L’ Est Léonnard est également partagé avec les juridictions du Daoudour-Landiviziau et le Régaire de l’évêque du Léon (St Pol, dont relève la trève de Carantec).
La trève de Locquenolé relève du régaire de Dol.

(il subsistait encore quelques « mottes serviles » autour de Lesneven-Kerlouan à l’isue de la guerre de cent ans et la « Quevaize » pratiquée au Releq fut abolie définitivement au début du règne de Louis XIV.)

A Taulé (et quelques paroisses à l’est du Léon), seule une quarantaine de « convenants ou domaines congéables » (encore à la veille de la Révolution,) sont réglés selon l’usement du Tregor. Mais comme ailleur dans les paroisses du Léon, le fermage est dominant.

MessagePosté: Dim 07 Jan, 2007 23:45
de jakes
Rectificatif: Albert le Grand écrit en 1636, à la période où la haute justice du Daoudour Penzé cesse de s'exercer.

François II de Kerangroagez, fidèle de la première heure à Henri IV est le dernier comte de Penzé ayant exercé la haute justice.
Il décède en 1617 dans son manoir de Kerangomarc’h à Taulé .
(Kerangomarc'h est l'une des pronostés du Daoudour Penzé avec Castelmen et Kerlosquet (trève de Carantec) dans la grande paroisse de Taulé et la motte de Ty Coz Kerangomarch, dit "la motte au singe" est probablement à l'origine de ce fief).

**À produire:** Poursuivez le texte sur les juridictions seigneuriales de Taulé et du Léon à partir de sa dernière phrase. Les items ne sont pas nécessaires.

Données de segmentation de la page
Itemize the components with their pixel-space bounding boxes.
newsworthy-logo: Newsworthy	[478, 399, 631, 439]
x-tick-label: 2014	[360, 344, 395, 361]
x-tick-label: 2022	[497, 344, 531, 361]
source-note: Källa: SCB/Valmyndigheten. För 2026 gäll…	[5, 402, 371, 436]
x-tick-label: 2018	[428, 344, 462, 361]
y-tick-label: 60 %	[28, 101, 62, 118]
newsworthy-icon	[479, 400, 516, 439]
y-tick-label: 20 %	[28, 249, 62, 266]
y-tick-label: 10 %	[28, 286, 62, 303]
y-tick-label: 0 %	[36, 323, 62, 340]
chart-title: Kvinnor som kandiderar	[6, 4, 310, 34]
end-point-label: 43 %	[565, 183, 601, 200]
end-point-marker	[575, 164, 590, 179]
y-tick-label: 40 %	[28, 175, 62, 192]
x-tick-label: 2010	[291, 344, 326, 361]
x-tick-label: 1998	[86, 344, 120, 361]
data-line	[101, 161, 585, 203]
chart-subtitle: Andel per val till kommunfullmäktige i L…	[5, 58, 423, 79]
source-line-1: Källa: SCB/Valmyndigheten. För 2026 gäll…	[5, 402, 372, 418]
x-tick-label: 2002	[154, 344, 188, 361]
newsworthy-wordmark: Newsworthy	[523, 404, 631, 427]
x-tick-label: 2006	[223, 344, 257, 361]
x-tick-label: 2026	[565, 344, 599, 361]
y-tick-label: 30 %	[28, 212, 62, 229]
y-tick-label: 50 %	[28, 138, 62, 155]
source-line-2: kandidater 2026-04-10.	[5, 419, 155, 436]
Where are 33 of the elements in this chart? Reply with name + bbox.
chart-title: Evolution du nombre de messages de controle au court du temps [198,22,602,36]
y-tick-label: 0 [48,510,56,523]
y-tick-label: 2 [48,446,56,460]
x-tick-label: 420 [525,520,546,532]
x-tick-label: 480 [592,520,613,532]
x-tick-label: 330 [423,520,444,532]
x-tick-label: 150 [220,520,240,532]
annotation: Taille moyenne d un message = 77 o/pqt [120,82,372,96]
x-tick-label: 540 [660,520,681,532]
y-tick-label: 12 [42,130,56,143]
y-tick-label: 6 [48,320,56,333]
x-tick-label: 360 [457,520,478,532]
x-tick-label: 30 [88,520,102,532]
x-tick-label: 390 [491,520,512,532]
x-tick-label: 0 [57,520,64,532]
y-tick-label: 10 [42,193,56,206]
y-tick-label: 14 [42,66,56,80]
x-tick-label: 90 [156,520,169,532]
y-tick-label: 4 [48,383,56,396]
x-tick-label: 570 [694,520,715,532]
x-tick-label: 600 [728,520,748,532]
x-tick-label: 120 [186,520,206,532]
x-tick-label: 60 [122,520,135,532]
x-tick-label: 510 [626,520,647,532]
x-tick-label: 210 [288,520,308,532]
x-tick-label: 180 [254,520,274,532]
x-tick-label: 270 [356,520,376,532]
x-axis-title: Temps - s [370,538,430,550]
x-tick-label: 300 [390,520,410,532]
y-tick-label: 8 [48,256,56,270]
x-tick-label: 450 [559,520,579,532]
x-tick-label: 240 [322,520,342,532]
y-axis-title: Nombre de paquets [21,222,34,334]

**Réponse:**
Sa veuve Gilette de Quelen décédée en1641 est dame de Kerohant (Garlan), Kerver (Plouenan), Kergadiou (Plourin) Kerosal (Plouguin) etc... ,Guernissac, Kerangomarc’h, Keromnes, Chateaumen, Kerosarch, coatiliez à Taulé, Villeneuve à Saint Martin, se distingue par des oeuvres de charité:
La donation d'une terre pour les pestiférés de 1631 par exemple où fut construite la chapelle de st Herbot ( à 1Km à l'est de l'église paroissiale de Taulé), avec la bénédiction du recteur Rolland de Poulpiquet, sieur de Feunteunspeur et de Kermen (Carantec), auteur en 1636 d'une vie de St Tenenan, le patron de st Carantec puis vicaire du Léon en 1649.

Le contexte est celui de la réforme catholique et des missions.

Albert Le grand participe et prend ses informations dans cette solide tradition locale, nobiliaire et éclésiastique.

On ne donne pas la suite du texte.